_Aim of the exercise_. What is the number of lines in the entries that include the word "氧增加了"? Respond with the number only.

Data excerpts
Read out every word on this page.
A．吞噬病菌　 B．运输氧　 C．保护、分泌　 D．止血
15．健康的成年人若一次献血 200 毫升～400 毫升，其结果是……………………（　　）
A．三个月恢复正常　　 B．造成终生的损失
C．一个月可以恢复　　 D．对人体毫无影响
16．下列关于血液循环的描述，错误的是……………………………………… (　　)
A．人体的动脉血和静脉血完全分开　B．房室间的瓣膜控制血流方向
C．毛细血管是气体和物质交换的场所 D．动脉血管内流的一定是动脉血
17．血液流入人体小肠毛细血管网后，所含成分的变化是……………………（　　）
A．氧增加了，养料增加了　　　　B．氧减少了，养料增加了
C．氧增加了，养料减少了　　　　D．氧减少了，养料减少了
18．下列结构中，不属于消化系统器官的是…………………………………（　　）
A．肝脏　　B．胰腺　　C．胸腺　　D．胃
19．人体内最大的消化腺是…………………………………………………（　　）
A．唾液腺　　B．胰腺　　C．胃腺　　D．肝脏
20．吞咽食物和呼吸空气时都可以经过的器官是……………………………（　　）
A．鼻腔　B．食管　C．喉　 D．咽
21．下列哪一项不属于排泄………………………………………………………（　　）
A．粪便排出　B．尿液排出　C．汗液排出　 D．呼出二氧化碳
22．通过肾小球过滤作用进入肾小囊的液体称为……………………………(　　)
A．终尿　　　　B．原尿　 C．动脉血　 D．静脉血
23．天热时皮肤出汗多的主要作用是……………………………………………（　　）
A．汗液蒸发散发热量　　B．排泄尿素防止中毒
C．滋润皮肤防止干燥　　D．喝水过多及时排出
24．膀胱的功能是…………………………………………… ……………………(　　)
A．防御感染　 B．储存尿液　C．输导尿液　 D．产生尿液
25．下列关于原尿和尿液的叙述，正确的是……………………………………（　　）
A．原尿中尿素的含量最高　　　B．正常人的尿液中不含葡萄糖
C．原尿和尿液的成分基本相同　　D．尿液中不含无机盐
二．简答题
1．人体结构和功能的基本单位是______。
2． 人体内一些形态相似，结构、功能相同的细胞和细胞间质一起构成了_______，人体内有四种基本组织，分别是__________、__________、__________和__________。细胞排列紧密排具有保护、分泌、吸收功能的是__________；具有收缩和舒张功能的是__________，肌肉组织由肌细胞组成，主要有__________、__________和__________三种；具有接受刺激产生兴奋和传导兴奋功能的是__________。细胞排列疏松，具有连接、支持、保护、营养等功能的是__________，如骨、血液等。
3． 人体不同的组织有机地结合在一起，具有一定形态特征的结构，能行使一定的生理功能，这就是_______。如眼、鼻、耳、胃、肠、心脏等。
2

_Task output_. 2